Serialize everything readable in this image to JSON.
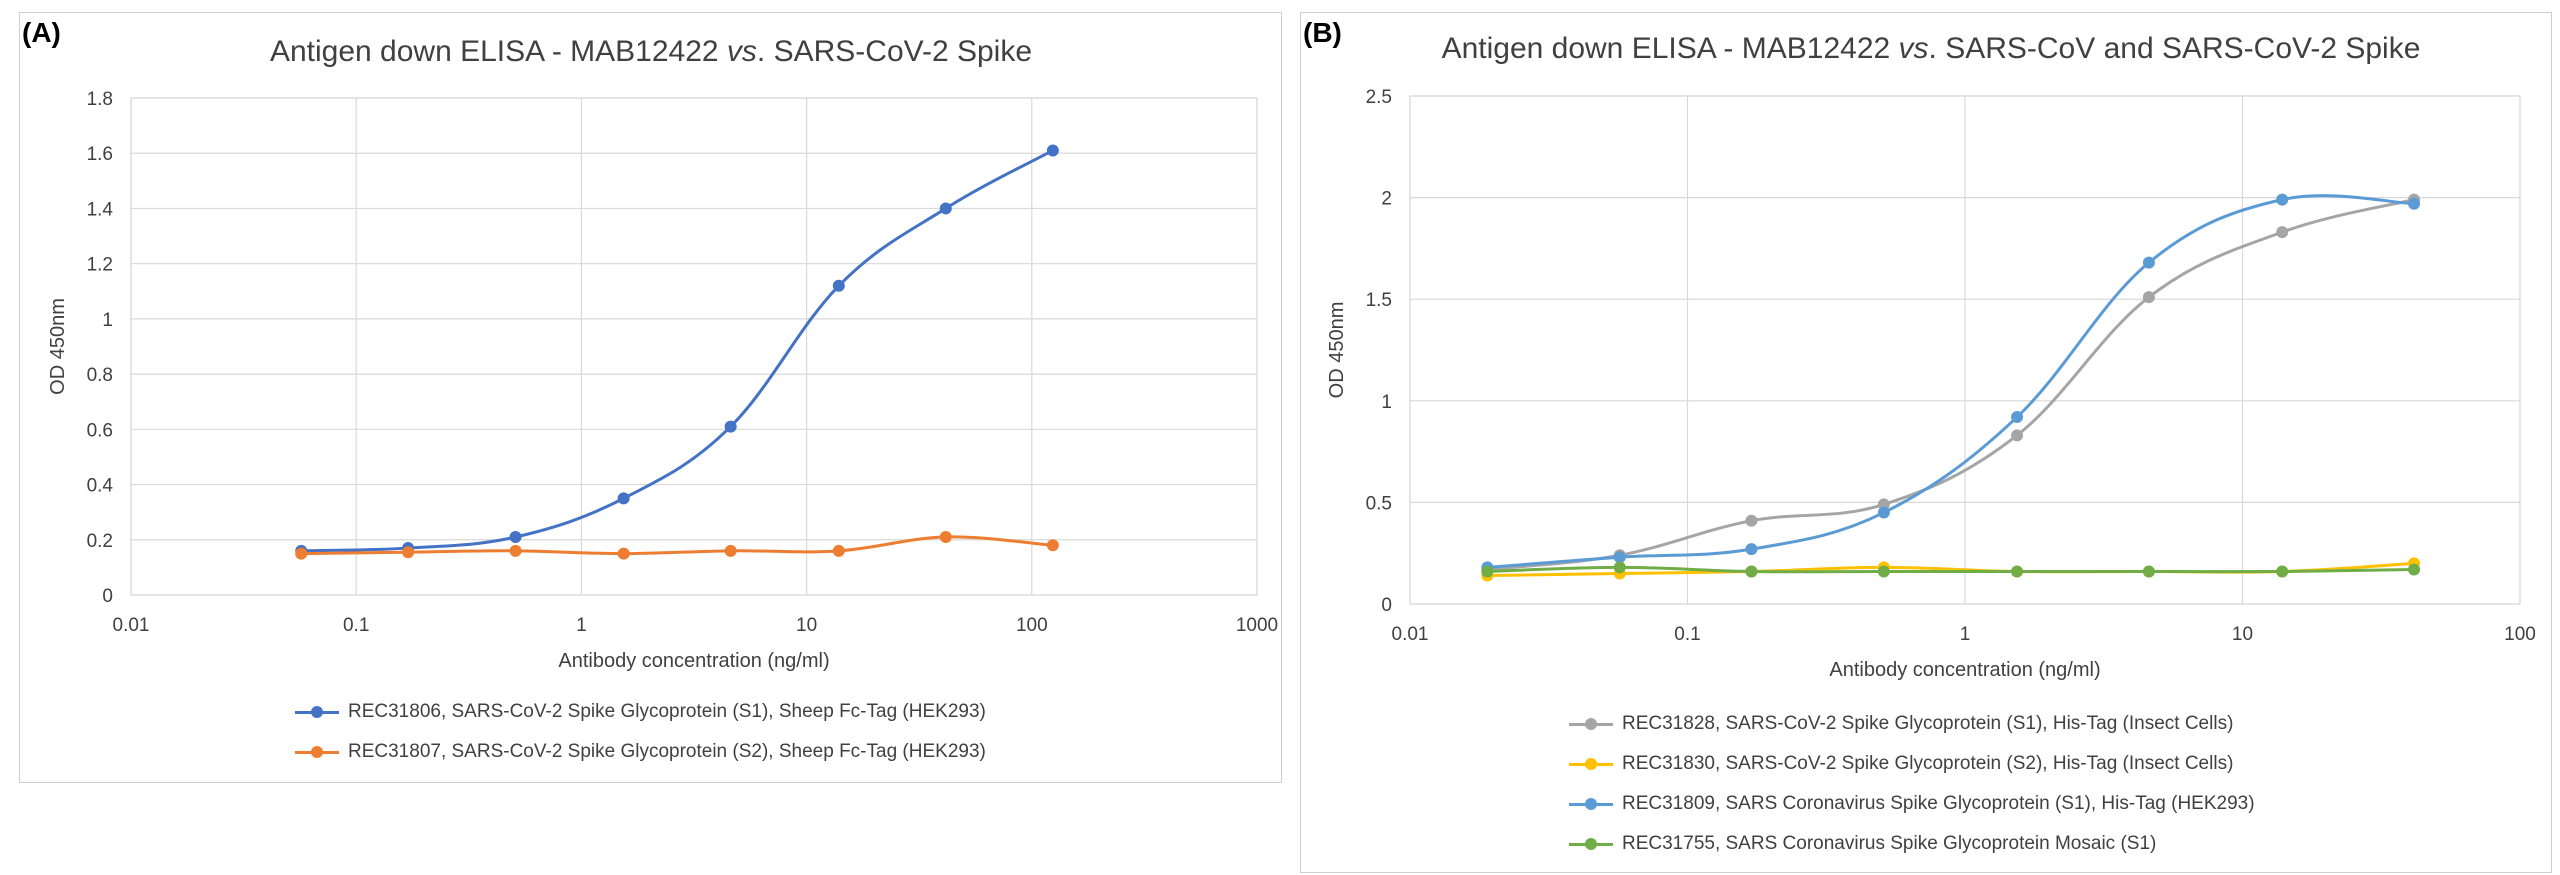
{
  "chart_data": [
    {
      "panel_label": "(A)",
      "type": "line",
      "title_parts": [
        "Antigen down ELISA - MAB12422 ",
        "vs",
        ". SARS-CoV-2 Spike"
      ],
      "xlabel": "Antibody concentration (ng/ml)",
      "ylabel": "OD 450nm",
      "x_scale": "log",
      "xlim": [
        0.01,
        1000
      ],
      "ylim": [
        0,
        1.8
      ],
      "x_ticks": [
        "0.01",
        "0.1",
        "1",
        "10",
        "100",
        "1000"
      ],
      "y_ticks": [
        "0",
        "0.2",
        "0.4",
        "0.6",
        "0.8",
        "1",
        "1.2",
        "1.4",
        "1.6",
        "1.8"
      ],
      "grid": true,
      "legend_position": "bottom",
      "x": [
        0.057,
        0.17,
        0.51,
        1.54,
        4.6,
        13.9,
        41.5,
        124
      ],
      "series": [
        {
          "name": "REC31806, SARS-CoV-2 Spike Glycoprotein (S1), Sheep Fc-Tag (HEK293)",
          "color": "#4472c4",
          "values": [
            0.16,
            0.17,
            0.21,
            0.35,
            0.61,
            1.12,
            1.4,
            1.61
          ]
        },
        {
          "name": "REC31807, SARS-CoV-2 Spike Glycoprotein (S2), Sheep Fc-Tag (HEK293)",
          "color": "#ed7d31",
          "values": [
            0.15,
            0.155,
            0.16,
            0.15,
            0.16,
            0.16,
            0.21,
            0.18
          ]
        }
      ]
    },
    {
      "panel_label": "(B)",
      "type": "line",
      "title_parts": [
        "Antigen down ELISA - MAB12422 ",
        "vs",
        ". SARS-CoV and SARS-CoV-2 Spike"
      ],
      "xlabel": "Antibody concentration (ng/ml)",
      "ylabel": "OD 450nm",
      "x_scale": "log",
      "xlim": [
        0.01,
        100
      ],
      "ylim": [
        0,
        2.5
      ],
      "x_ticks": [
        "0.01",
        "0.1",
        "1",
        "10",
        "100"
      ],
      "y_ticks": [
        "0",
        "0.5",
        "1",
        "1.5",
        "2",
        "2.5"
      ],
      "grid": true,
      "legend_position": "bottom",
      "x": [
        0.019,
        0.057,
        0.17,
        0.51,
        1.54,
        4.6,
        13.9,
        41.5
      ],
      "series": [
        {
          "name": "REC31828, SARS-CoV-2 Spike Glycoprotein (S1), His-Tag (Insect Cells)",
          "color": "#a5a5a5",
          "values": [
            0.17,
            0.24,
            0.41,
            0.49,
            0.83,
            1.51,
            1.83,
            1.99
          ]
        },
        {
          "name": "REC31830, SARS-CoV-2 Spike Glycoprotein (S2), His-Tag (Insect Cells)",
          "color": "#ffc000",
          "values": [
            0.14,
            0.15,
            0.16,
            0.18,
            0.16,
            0.16,
            0.16,
            0.2
          ]
        },
        {
          "name": "REC31809, SARS Coronavirus Spike Glycoprotein (S1), His-Tag (HEK293)",
          "color": "#5b9bd5",
          "values": [
            0.18,
            0.23,
            0.27,
            0.45,
            0.92,
            1.68,
            1.99,
            1.97
          ]
        },
        {
          "name": "REC31755, SARS Coronavirus Spike Glycoprotein Mosaic (S1)",
          "color": "#70ad47",
          "values": [
            0.16,
            0.18,
            0.16,
            0.16,
            0.16,
            0.16,
            0.16,
            0.17
          ]
        }
      ]
    }
  ]
}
::::::::::
## TASK BRIEF:
Across the entries, how many lines contain the word "Cells"? State that number and nothing else.

## EXERCISE RESULT:
2